------ Data shown ------

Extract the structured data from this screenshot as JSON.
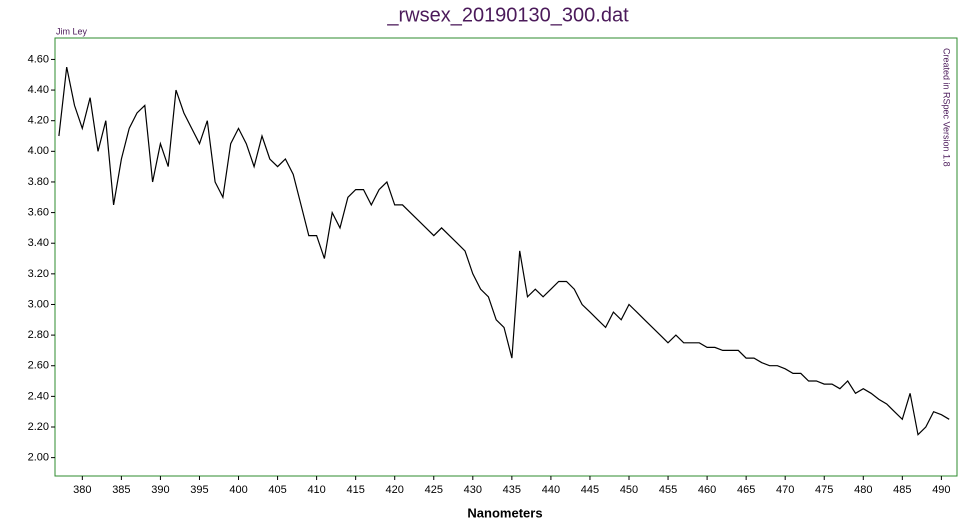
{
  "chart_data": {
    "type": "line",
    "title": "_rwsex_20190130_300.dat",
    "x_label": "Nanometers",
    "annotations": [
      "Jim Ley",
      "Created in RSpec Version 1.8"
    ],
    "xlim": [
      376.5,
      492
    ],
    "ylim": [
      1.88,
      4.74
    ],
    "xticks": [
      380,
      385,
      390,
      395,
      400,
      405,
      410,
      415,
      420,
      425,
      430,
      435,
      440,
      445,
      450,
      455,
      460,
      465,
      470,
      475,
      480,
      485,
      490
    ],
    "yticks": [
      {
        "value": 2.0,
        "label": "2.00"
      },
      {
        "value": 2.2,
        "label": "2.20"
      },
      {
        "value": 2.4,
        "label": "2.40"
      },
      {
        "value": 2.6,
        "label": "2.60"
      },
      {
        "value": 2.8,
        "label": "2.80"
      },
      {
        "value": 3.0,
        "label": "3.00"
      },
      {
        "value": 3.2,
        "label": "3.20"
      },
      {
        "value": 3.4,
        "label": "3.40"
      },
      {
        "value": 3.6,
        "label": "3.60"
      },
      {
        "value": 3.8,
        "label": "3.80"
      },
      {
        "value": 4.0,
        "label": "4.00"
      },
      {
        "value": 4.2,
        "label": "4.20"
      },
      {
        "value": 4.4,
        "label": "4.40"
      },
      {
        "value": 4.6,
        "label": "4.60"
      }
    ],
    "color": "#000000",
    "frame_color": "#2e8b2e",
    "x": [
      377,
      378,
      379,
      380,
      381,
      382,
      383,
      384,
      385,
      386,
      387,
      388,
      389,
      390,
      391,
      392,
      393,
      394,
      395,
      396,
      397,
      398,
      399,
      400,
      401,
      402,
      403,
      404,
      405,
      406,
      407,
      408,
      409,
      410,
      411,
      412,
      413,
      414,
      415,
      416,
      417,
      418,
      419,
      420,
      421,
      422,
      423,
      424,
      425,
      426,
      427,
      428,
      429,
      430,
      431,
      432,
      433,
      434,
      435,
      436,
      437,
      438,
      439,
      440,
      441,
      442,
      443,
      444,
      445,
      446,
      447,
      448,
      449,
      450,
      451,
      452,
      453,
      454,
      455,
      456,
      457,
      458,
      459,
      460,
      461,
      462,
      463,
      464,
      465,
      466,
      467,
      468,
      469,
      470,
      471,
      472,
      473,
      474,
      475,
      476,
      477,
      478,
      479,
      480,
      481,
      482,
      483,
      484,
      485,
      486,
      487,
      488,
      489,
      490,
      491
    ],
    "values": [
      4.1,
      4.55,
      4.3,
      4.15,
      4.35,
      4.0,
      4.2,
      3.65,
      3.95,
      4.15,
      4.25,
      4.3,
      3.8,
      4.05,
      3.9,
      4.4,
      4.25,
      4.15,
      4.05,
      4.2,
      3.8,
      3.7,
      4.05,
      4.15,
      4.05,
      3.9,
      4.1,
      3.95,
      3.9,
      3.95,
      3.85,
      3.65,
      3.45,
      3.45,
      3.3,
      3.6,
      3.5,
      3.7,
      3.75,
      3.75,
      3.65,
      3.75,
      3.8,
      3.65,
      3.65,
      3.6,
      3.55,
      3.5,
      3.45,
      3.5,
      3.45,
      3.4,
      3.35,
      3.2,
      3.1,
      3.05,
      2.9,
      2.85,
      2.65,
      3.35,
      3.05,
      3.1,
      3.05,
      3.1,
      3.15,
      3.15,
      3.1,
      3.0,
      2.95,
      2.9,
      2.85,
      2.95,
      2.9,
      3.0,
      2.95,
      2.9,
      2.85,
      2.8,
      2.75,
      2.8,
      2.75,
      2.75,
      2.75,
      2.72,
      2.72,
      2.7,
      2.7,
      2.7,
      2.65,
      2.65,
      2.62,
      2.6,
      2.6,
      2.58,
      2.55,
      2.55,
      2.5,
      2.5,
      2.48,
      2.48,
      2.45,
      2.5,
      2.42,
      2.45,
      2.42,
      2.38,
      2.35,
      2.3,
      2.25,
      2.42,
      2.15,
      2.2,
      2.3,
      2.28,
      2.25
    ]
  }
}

------

What to work on: Copy the material exactly. Do not include the pictures.

Result of the exercise:
Extract the structured data from this screenshot as JSON.
{
  "chart_data": {
    "type": "line",
    "title": "_rwsex_20190130_300.dat",
    "x_label": "Nanometers",
    "annotations": [
      "Jim Ley",
      "Created in RSpec Version 1.8"
    ],
    "xlim": [
      376.5,
      492
    ],
    "ylim": [
      1.88,
      4.74
    ],
    "xticks": [
      380,
      385,
      390,
      395,
      400,
      405,
      410,
      415,
      420,
      425,
      430,
      435,
      440,
      445,
      450,
      455,
      460,
      465,
      470,
      475,
      480,
      485,
      490
    ],
    "yticks": [
      {
        "value": 2.0,
        "label": "2.00"
      },
      {
        "value": 2.2,
        "label": "2.20"
      },
      {
        "value": 2.4,
        "label": "2.40"
      },
      {
        "value": 2.6,
        "label": "2.60"
      },
      {
        "value": 2.8,
        "label": "2.80"
      },
      {
        "value": 3.0,
        "label": "3.00"
      },
      {
        "value": 3.2,
        "label": "3.20"
      },
      {
        "value": 3.4,
        "label": "3.40"
      },
      {
        "value": 3.6,
        "label": "3.60"
      },
      {
        "value": 3.8,
        "label": "3.80"
      },
      {
        "value": 4.0,
        "label": "4.00"
      },
      {
        "value": 4.2,
        "label": "4.20"
      },
      {
        "value": 4.4,
        "label": "4.40"
      },
      {
        "value": 4.6,
        "label": "4.60"
      }
    ],
    "color": "#000000",
    "frame_color": "#2e8b2e",
    "x": [
      377,
      378,
      379,
      380,
      381,
      382,
      383,
      384,
      385,
      386,
      387,
      388,
      389,
      390,
      391,
      392,
      393,
      394,
      395,
      396,
      397,
      398,
      399,
      400,
      401,
      402,
      403,
      404,
      405,
      406,
      407,
      408,
      409,
      410,
      411,
      412,
      413,
      414,
      415,
      416,
      417,
      418,
      419,
      420,
      421,
      422,
      423,
      424,
      425,
      426,
      427,
      428,
      429,
      430,
      431,
      432,
      433,
      434,
      435,
      436,
      437,
      438,
      439,
      440,
      441,
      442,
      443,
      444,
      445,
      446,
      447,
      448,
      449,
      450,
      451,
      452,
      453,
      454,
      455,
      456,
      457,
      458,
      459,
      460,
      461,
      462,
      463,
      464,
      465,
      466,
      467,
      468,
      469,
      470,
      471,
      472,
      473,
      474,
      475,
      476,
      477,
      478,
      479,
      480,
      481,
      482,
      483,
      484,
      485,
      486,
      487,
      488,
      489,
      490,
      491
    ],
    "values": [
      4.1,
      4.55,
      4.3,
      4.15,
      4.35,
      4.0,
      4.2,
      3.65,
      3.95,
      4.15,
      4.25,
      4.3,
      3.8,
      4.05,
      3.9,
      4.4,
      4.25,
      4.15,
      4.05,
      4.2,
      3.8,
      3.7,
      4.05,
      4.15,
      4.05,
      3.9,
      4.1,
      3.95,
      3.9,
      3.95,
      3.85,
      3.65,
      3.45,
      3.45,
      3.3,
      3.6,
      3.5,
      3.7,
      3.75,
      3.75,
      3.65,
      3.75,
      3.8,
      3.65,
      3.65,
      3.6,
      3.55,
      3.5,
      3.45,
      3.5,
      3.45,
      3.4,
      3.35,
      3.2,
      3.1,
      3.05,
      2.9,
      2.85,
      2.65,
      3.35,
      3.05,
      3.1,
      3.05,
      3.1,
      3.15,
      3.15,
      3.1,
      3.0,
      2.95,
      2.9,
      2.85,
      2.95,
      2.9,
      3.0,
      2.95,
      2.9,
      2.85,
      2.8,
      2.75,
      2.8,
      2.75,
      2.75,
      2.75,
      2.72,
      2.72,
      2.7,
      2.7,
      2.7,
      2.65,
      2.65,
      2.62,
      2.6,
      2.6,
      2.58,
      2.55,
      2.55,
      2.5,
      2.5,
      2.48,
      2.48,
      2.45,
      2.5,
      2.42,
      2.45,
      2.42,
      2.38,
      2.35,
      2.3,
      2.25,
      2.42,
      2.15,
      2.2,
      2.3,
      2.28,
      2.25
    ]
  }
}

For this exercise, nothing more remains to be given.